Switch "weeklies" to "weekly papers" in the text on the News-Transcript papers, then write out everything from "News-Transcript—known within CNC" down to "and smaller dailies.".

--- TEXT BLOCK ---
>>

The purchase price was not disclosed, but was estimated at US$30 million to US$40 million. When the sale was complete in 1995, Fidelity made News-Transcript a division of Community Newspaper Company, which became the second-largest circulation publisher in Massachusetts, with 766,000 weekly copies.

News-Transcript—known within CNC as Middlesex Community Newspapers—was dissolved in early 1996, when CNC realigned its operating units by geography, assigning the News-Transcript papers to new Metro, Northwest and West units.

=== Northeast Group ===

Harte-Hanks bought the Middlesex News in 1972, establishing its "Northeast Group" of newspapers, which included three Town Crier weeklies in towns neighboring the News' core coverage area of Framingham and Natick, Massachusetts. The News, a 40,000-circulation daily, gave Harte-Hanks—and later CNC—a mid-sized daily newspaper to serve as a flagship for scattered weeklies and smaller dailies.

<<

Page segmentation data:
>>

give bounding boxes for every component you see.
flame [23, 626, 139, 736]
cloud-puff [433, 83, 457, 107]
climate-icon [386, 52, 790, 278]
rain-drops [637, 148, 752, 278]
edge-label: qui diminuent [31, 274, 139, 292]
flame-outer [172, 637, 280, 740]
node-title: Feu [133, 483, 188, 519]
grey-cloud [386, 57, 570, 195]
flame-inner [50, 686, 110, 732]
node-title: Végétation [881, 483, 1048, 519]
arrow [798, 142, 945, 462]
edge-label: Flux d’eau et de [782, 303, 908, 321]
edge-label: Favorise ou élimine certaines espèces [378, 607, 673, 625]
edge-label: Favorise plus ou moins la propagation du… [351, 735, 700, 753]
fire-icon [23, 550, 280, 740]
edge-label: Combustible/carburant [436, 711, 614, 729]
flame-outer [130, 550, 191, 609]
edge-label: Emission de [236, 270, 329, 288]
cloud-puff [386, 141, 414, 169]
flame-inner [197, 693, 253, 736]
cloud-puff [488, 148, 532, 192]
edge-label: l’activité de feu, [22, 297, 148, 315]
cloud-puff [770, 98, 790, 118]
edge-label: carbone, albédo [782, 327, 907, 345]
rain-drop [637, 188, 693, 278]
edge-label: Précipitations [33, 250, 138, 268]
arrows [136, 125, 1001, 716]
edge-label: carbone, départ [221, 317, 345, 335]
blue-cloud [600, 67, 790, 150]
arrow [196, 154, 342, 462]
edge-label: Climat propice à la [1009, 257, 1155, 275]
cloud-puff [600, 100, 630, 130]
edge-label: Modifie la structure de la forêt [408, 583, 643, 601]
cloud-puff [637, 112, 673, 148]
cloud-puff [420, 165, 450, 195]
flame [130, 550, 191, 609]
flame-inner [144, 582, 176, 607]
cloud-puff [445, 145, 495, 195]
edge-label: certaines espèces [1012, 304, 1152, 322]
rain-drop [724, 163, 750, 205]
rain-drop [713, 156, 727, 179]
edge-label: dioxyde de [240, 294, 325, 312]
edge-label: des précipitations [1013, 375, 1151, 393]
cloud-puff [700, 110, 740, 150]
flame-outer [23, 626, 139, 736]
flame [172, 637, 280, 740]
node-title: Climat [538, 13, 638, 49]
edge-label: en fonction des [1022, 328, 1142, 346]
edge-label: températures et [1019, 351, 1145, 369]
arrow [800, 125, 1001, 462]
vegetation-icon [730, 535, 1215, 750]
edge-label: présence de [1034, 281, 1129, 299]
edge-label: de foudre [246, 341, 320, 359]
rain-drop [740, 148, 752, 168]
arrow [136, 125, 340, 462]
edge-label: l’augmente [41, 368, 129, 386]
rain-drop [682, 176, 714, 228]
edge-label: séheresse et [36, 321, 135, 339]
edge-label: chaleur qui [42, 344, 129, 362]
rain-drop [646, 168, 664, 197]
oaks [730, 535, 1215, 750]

<<

--- EXERCISE SOLUTION ---
News-Transcript—known within CNC as Middlesex Community Newspapers—was dissolved in early 1996, when CNC realigned its operating units by geography, assigning the News-Transcript papers to new Metro, Northwest and West units.

=== Northeast Group ===

Harte-Hanks bought the Middlesex News in 1972, establishing its "Northeast Group" of newspapers, which included three Town Crier weekly papers in towns neighboring the News' core coverage area of Framingham and Natick, Massachusetts. The News, a 40,000-circulation daily, gave Harte-Hanks—and later CNC—a mid-sized daily newspaper to serve as a flagship for scattered weekly papers and smaller dailies.